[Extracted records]
## start

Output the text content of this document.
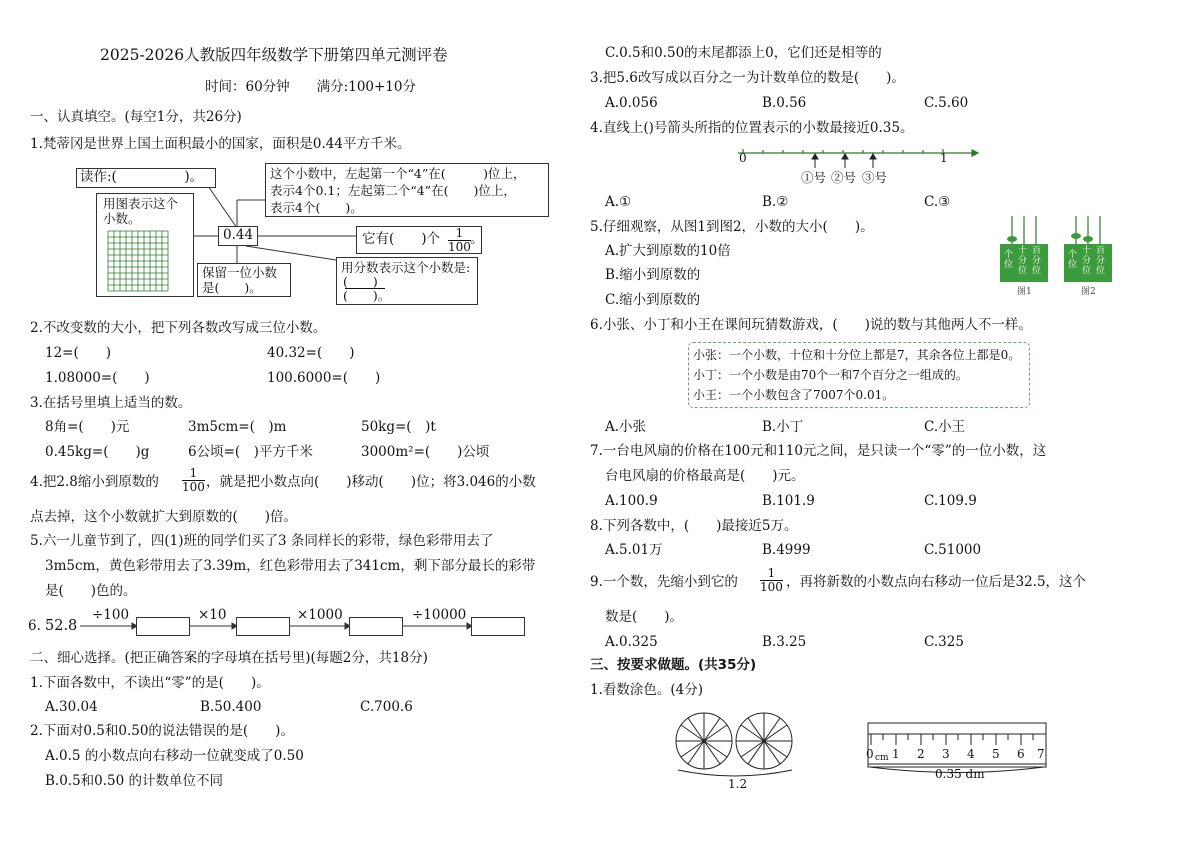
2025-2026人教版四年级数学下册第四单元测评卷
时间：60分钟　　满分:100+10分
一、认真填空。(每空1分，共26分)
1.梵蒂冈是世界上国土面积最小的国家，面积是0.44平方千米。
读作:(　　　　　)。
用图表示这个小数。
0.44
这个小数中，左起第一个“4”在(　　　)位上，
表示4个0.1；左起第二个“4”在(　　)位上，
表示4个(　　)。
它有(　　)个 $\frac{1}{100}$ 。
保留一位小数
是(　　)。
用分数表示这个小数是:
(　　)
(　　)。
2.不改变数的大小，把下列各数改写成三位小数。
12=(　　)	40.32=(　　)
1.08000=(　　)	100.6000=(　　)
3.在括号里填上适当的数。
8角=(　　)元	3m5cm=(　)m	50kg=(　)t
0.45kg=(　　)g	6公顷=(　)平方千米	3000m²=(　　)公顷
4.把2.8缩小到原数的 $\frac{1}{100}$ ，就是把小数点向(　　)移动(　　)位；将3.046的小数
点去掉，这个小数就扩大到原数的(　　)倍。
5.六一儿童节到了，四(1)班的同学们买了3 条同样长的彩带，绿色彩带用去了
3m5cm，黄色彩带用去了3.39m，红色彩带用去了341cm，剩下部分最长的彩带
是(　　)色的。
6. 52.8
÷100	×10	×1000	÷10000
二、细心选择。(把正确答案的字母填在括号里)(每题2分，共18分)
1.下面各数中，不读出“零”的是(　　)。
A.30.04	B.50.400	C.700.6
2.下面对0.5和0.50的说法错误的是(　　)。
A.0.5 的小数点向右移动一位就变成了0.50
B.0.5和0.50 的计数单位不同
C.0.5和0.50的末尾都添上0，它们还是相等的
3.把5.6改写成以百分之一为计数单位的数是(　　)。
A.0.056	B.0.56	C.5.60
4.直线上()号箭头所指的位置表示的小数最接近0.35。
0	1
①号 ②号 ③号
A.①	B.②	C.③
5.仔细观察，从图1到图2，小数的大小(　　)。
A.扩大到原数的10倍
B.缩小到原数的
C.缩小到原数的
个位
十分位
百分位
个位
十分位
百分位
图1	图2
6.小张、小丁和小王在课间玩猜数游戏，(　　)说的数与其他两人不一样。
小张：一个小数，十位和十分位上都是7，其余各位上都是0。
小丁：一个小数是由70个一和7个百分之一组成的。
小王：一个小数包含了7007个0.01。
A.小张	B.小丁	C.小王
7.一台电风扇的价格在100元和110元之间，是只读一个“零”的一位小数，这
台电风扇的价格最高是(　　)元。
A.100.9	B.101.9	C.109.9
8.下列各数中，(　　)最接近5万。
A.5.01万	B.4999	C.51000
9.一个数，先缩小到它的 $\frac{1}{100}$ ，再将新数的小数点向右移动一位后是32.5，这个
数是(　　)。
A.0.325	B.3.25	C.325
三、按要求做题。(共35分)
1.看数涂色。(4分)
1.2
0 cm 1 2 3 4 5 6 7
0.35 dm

## end

**BRIEF:** All of the entries above should be copied exactly, except for the pictures.

**THE RESULT:**
Output the text content of this document.
2025-2026人教版四年级数学下册第四单元测评卷
时间：60分钟　　满分:100+10分
一、认真填空。(每空1分，共26分)
1.梵蒂冈是世界上国土面积最小的国家，面积是0.44平方千米。
读作:(　　　　　)。
用图表示这个小数。
0.44
这个小数中，左起第一个“4”在(　　　)位上，
表示4个0.1；左起第二个“4”在(　　)位上，
表示4个(　　)。
它有(　　)个 $\frac{1}{100}$ 。
保留一位小数
是(　　)。
用分数表示这个小数是:
(　　)
(　　)。
2.不改变数的大小，把下列各数改写成三位小数。
12=(　　)	40.32=(　　)
1.08000=(　　)	100.6000=(　　)
3.在括号里填上适当的数。
8角=(　　)元	3m5cm=(　)m	50kg=(　)t
0.45kg=(　　)g	6公顷=(　)平方千米	3000m²=(　　)公顷
4.把2.8缩小到原数的 $\frac{1}{100}$ ，就是把小数点向(　　)移动(　　)位；将3.046的小数
点去掉，这个小数就扩大到原数的(　　)倍。
5.六一儿童节到了，四(1)班的同学们买了3 条同样长的彩带，绿色彩带用去了
3m5cm，黄色彩带用去了3.39m，红色彩带用去了341cm，剩下部分最长的彩带
是(　　)色的。
6. 52.8
÷100	×10	×1000	÷10000
二、细心选择。(把正确答案的字母填在括号里)(每题2分，共18分)
1.下面各数中，不读出“零”的是(　　)。
A.30.04	B.50.400	C.700.6
2.下面对0.5和0.50的说法错误的是(　　)。
A.0.5 的小数点向右移动一位就变成了0.50
B.0.5和0.50 的计数单位不同
C.0.5和0.50的末尾都添上0，它们还是相等的
3.把5.6改写成以百分之一为计数单位的数是(　　)。
A.0.056	B.0.56	C.5.60
4.直线上()号箭头所指的位置表示的小数最接近0.35。
0	1
①号 ②号 ③号
A.①	B.②	C.③
5.仔细观察，从图1到图2，小数的大小(　　)。
A.扩大到原数的10倍
B.缩小到原数的
C.缩小到原数的
个位
十分位
百分位
个位
十分位
百分位
图1	图2
6.小张、小丁和小王在课间玩猜数游戏，(　　)说的数与其他两人不一样。
小张：一个小数，十位和十分位上都是7，其余各位上都是0。
小丁：一个小数是由70个一和7个百分之一组成的。
小王：一个小数包含了7007个0.01。
A.小张	B.小丁	C.小王
7.一台电风扇的价格在100元和110元之间，是只读一个“零”的一位小数，这
台电风扇的价格最高是(　　)元。
A.100.9	B.101.9	C.109.9
8.下列各数中，(　　)最接近5万。
A.5.01万	B.4999	C.51000
9.一个数，先缩小到它的 $\frac{1}{100}$ ，再将新数的小数点向右移动一位后是32.5，这个
数是(　　)。
A.0.325	B.3.25	C.325
三、按要求做题。(共35分)
1.看数涂色。(4分)
1.2
0 cm 1 2 3 4 5 6 7
0.35 dm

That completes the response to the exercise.